DATA FOR PROCESSING start

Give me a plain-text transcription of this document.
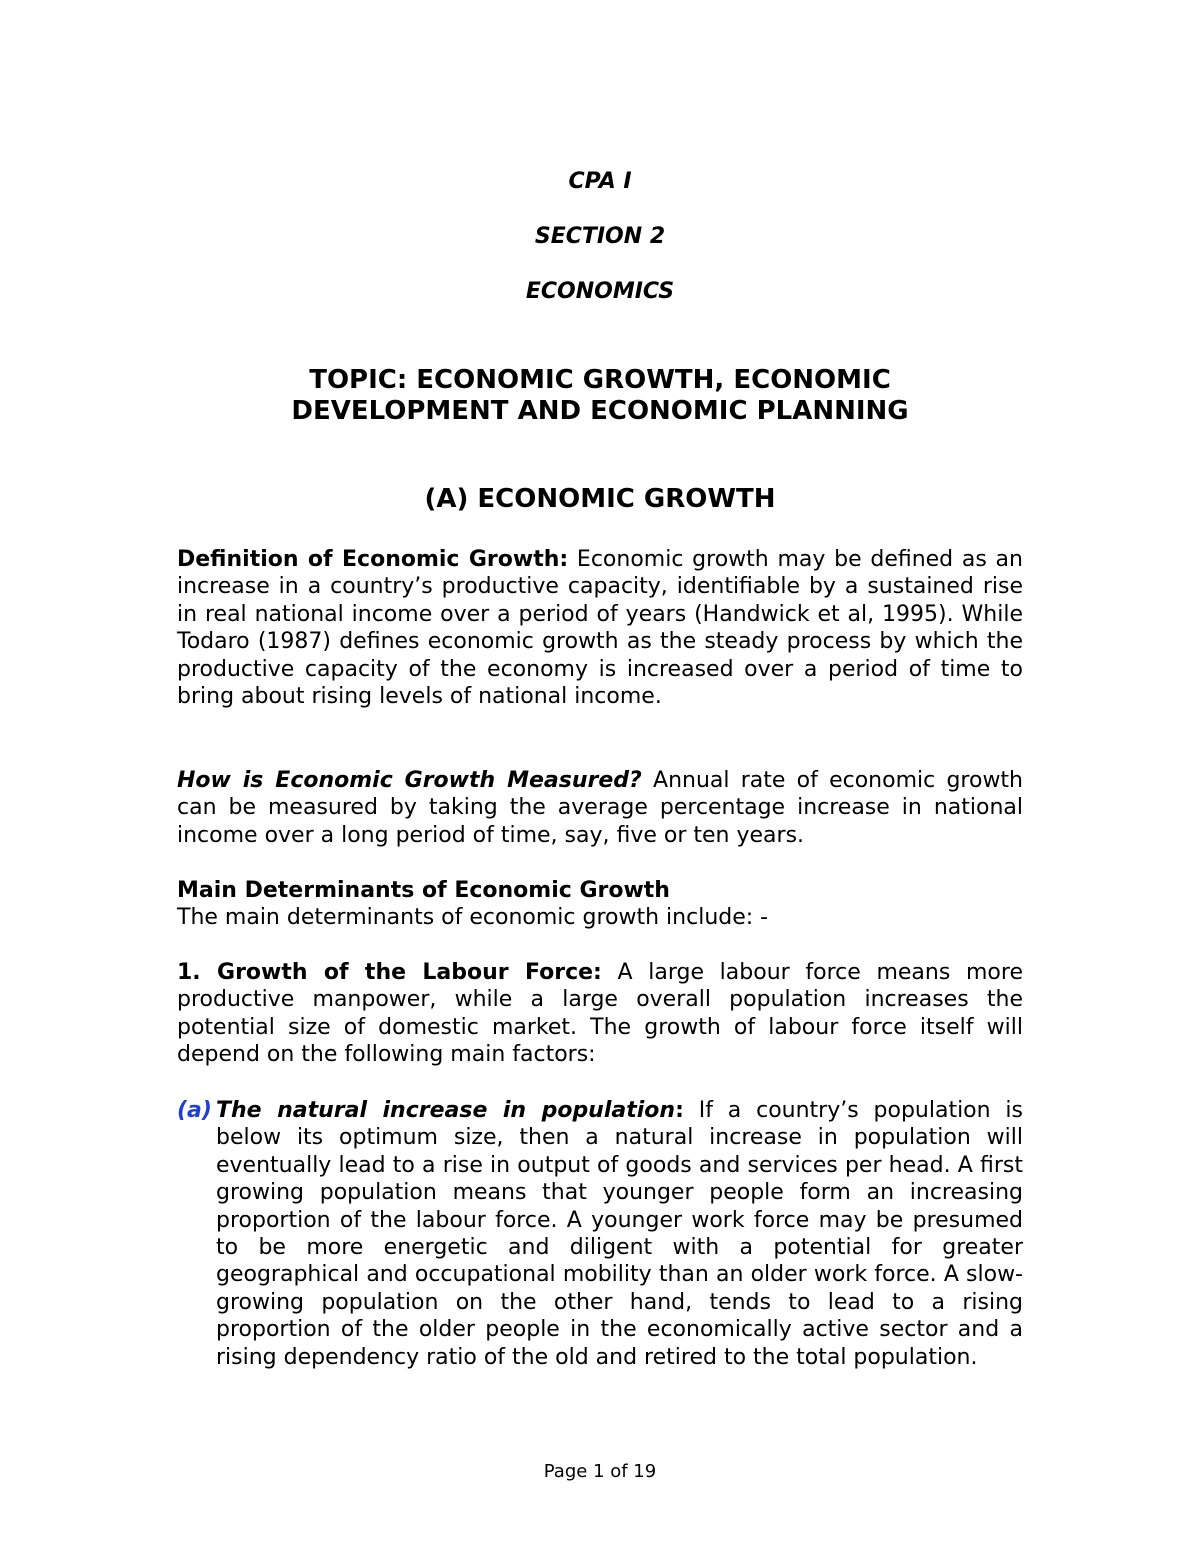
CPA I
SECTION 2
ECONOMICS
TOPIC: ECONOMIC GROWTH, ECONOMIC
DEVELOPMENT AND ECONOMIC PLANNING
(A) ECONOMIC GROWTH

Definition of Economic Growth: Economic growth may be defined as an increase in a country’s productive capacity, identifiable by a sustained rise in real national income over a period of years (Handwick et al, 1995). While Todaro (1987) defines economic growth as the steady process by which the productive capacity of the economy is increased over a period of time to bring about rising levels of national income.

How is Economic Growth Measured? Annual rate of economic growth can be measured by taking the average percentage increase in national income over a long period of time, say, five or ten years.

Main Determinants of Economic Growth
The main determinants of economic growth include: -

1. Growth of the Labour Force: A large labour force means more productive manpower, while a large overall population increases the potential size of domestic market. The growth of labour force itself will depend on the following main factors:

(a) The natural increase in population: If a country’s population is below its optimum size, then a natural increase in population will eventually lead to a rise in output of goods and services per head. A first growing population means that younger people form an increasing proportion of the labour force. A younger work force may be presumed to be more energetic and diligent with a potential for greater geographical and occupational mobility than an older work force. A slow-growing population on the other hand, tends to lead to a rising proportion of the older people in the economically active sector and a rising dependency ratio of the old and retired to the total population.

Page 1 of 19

DATA FOR PROCESSING end

### INSTRUCTIONS TO FOLLOW
Retype all the records shown above, character for character. Omit every picture.

### ANSWER TO THIS PROBLEM
Give me a plain-text transcription of this document.
CPA I
SECTION 2
ECONOMICS
TOPIC: ECONOMIC GROWTH, ECONOMIC
DEVELOPMENT AND ECONOMIC PLANNING
(A) ECONOMIC GROWTH

Definition of Economic Growth: Economic growth may be defined as an increase in a country’s productive capacity, identifiable by a sustained rise in real national income over a period of years (Handwick et al, 1995). While Todaro (1987) defines economic growth as the steady process by which the productive capacity of the economy is increased over a period of time to bring about rising levels of national income.

How is Economic Growth Measured? Annual rate of economic growth can be measured by taking the average percentage increase in national income over a long period of time, say, five or ten years.

Main Determinants of Economic Growth
The main determinants of economic growth include: -

1. Growth of the Labour Force: A large labour force means more productive manpower, while a large overall population increases the potential size of domestic market. The growth of labour force itself will depend on the following main factors:

(a) The natural increase in population: If a country’s population is below its optimum size, then a natural increase in population will eventually lead to a rise in output of goods and services per head. A first growing population means that younger people form an increasing proportion of the labour force. A younger work force may be presumed to be more energetic and diligent with a potential for greater geographical and occupational mobility than an older work force. A slow-growing population on the other hand, tends to lead to a rising proportion of the older people in the economically active sector and a rising dependency ratio of the old and retired to the total population.

Page 1 of 19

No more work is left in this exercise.